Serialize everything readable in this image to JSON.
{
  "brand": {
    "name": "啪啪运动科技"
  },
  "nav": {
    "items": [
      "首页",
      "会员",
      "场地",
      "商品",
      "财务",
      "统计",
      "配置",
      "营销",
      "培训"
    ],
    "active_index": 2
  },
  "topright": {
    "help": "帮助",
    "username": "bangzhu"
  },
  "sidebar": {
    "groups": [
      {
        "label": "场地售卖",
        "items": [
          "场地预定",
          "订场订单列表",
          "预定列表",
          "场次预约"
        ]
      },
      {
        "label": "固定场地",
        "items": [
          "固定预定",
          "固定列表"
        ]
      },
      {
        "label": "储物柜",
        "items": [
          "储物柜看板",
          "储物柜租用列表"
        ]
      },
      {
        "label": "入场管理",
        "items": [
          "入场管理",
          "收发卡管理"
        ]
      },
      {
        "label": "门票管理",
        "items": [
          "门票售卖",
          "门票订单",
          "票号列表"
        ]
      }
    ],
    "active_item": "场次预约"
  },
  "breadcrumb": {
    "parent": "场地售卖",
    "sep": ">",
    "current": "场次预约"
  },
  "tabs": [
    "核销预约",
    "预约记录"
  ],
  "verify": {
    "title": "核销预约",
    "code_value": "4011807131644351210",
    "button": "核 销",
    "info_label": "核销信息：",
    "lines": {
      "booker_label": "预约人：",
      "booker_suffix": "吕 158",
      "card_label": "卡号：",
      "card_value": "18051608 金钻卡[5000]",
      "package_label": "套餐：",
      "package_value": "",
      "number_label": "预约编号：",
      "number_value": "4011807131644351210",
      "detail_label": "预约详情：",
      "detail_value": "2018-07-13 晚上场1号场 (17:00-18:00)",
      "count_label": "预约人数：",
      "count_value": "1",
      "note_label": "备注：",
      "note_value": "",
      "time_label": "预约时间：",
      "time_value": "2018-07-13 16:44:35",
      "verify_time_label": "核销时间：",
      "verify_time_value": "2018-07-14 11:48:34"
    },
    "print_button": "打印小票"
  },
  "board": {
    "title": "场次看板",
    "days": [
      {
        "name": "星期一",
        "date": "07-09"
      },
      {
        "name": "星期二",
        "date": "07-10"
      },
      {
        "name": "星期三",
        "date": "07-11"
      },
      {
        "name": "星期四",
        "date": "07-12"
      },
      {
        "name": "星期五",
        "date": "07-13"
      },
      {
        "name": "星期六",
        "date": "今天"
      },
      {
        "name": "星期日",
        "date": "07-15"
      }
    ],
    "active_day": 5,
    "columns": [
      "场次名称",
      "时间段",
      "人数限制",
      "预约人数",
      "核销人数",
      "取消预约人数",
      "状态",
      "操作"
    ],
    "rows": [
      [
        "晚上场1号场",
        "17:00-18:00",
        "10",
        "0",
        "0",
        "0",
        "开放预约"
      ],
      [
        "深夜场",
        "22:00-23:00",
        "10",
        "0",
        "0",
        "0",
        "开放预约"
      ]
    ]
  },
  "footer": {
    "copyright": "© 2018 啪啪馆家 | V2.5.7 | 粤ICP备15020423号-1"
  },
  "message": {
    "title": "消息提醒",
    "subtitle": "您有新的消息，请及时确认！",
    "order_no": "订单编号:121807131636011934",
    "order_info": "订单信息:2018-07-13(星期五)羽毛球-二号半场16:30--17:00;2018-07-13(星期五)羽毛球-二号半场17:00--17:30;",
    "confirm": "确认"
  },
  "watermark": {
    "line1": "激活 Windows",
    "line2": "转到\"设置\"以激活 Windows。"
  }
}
_ _ _ _
WHAT TO WORK ON
Retype the listing. Match it exactly.

PROBLEM SOLUTION
Serialize everything readable in this image to JSON.
{
  "brand": {
    "name": "啪啪运动科技"
  },
  "nav": {
    "items": [
      "首页",
      "会员",
      "场地",
      "商品",
      "财务",
      "统计",
      "配置",
      "营销",
      "培训"
    ],
    "active_index": 2
  },
  "topright": {
    "help": "帮助",
    "username": "bangzhu"
  },
  "sidebar": {
    "groups": [
      {
        "label": "场地售卖",
        "items": [
          "场地预定",
          "订场订单列表",
          "预定列表",
          "场次预约"
        ]
      },
      {
        "label": "固定场地",
        "items": [
          "固定预定",
          "固定列表"
        ]
      },
      {
        "label": "储物柜",
        "items": [
          "储物柜看板",
          "储物柜租用列表"
        ]
      },
      {
        "label": "入场管理",
        "items": [
          "入场管理",
          "收发卡管理"
        ]
      },
      {
        "label": "门票管理",
        "items": [
          "门票售卖",
          "门票订单",
          "票号列表"
        ]
      }
    ],
    "active_item": "场次预约"
  },
  "breadcrumb": {
    "parent": "场地售卖",
    "sep": ">",
    "current": "场次预约"
  },
  "tabs": [
    "核销预约",
    "预约记录"
  ],
  "verify": {
    "title": "核销预约",
    "code_value": "4011807131644351210",
    "button": "核 销",
    "info_label": "核销信息：",
    "lines": {
      "booker_label": "预约人：",
      "booker_suffix": "吕 158",
      "card_label": "卡号：",
      "card_value": "18051608 金钻卡[5000]",
      "package_label": "套餐：",
      "package_value": "",
      "number_label": "预约编号：",
      "number_value": "4011807131644351210",
      "detail_label": "预约详情：",
      "detail_value": "2018-07-13 晚上场1号场 (17:00-18:00)",
      "count_label": "预约人数：",
      "count_value": "1",
      "note_label": "备注：",
      "note_value": "",
      "time_label": "预约时间：",
      "time_value": "2018-07-13 16:44:35",
      "verify_time_label": "核销时间：",
      "verify_time_value": "2018-07-14 11:48:34"
    },
    "print_button": "打印小票"
  },
  "board": {
    "title": "场次看板",
    "days": [
      {
        "name": "星期一",
        "date": "07-09"
      },
      {
        "name": "星期二",
        "date": "07-10"
      },
      {
        "name": "星期三",
        "date": "07-11"
      },
      {
        "name": "星期四",
        "date": "07-12"
      },
      {
        "name": "星期五",
        "date": "07-13"
      },
      {
        "name": "星期六",
        "date": "今天"
      },
      {
        "name": "星期日",
        "date": "07-15"
      }
    ],
    "active_day": 5,
    "columns": [
      "场次名称",
      "时间段",
      "人数限制",
      "预约人数",
      "核销人数",
      "取消预约人数",
      "状态",
      "操作"
    ],
    "rows": [
      [
        "晚上场1号场",
        "17:00-18:00",
        "10",
        "0",
        "0",
        "0",
        "开放预约"
      ],
      [
        "深夜场",
        "22:00-23:00",
        "10",
        "0",
        "0",
        "0",
        "开放预约"
      ]
    ]
  },
  "footer": {
    "copyright": "© 2018 啪啪馆家 | V2.5.7 | 粤ICP备15020423号-1"
  },
  "message": {
    "title": "消息提醒",
    "subtitle": "您有新的消息，请及时确认！",
    "order_no": "订单编号:121807131636011934",
    "order_info": "订单信息:2018-07-13(星期五)羽毛球-二号半场16:30--17:00;2018-07-13(星期五)羽毛球-二号半场17:00--17:30;",
    "confirm": "确认"
  },
  "watermark": {
    "line1": "激活 Windows",
    "line2": "转到\"设置\"以激活 Windows。"
  }
}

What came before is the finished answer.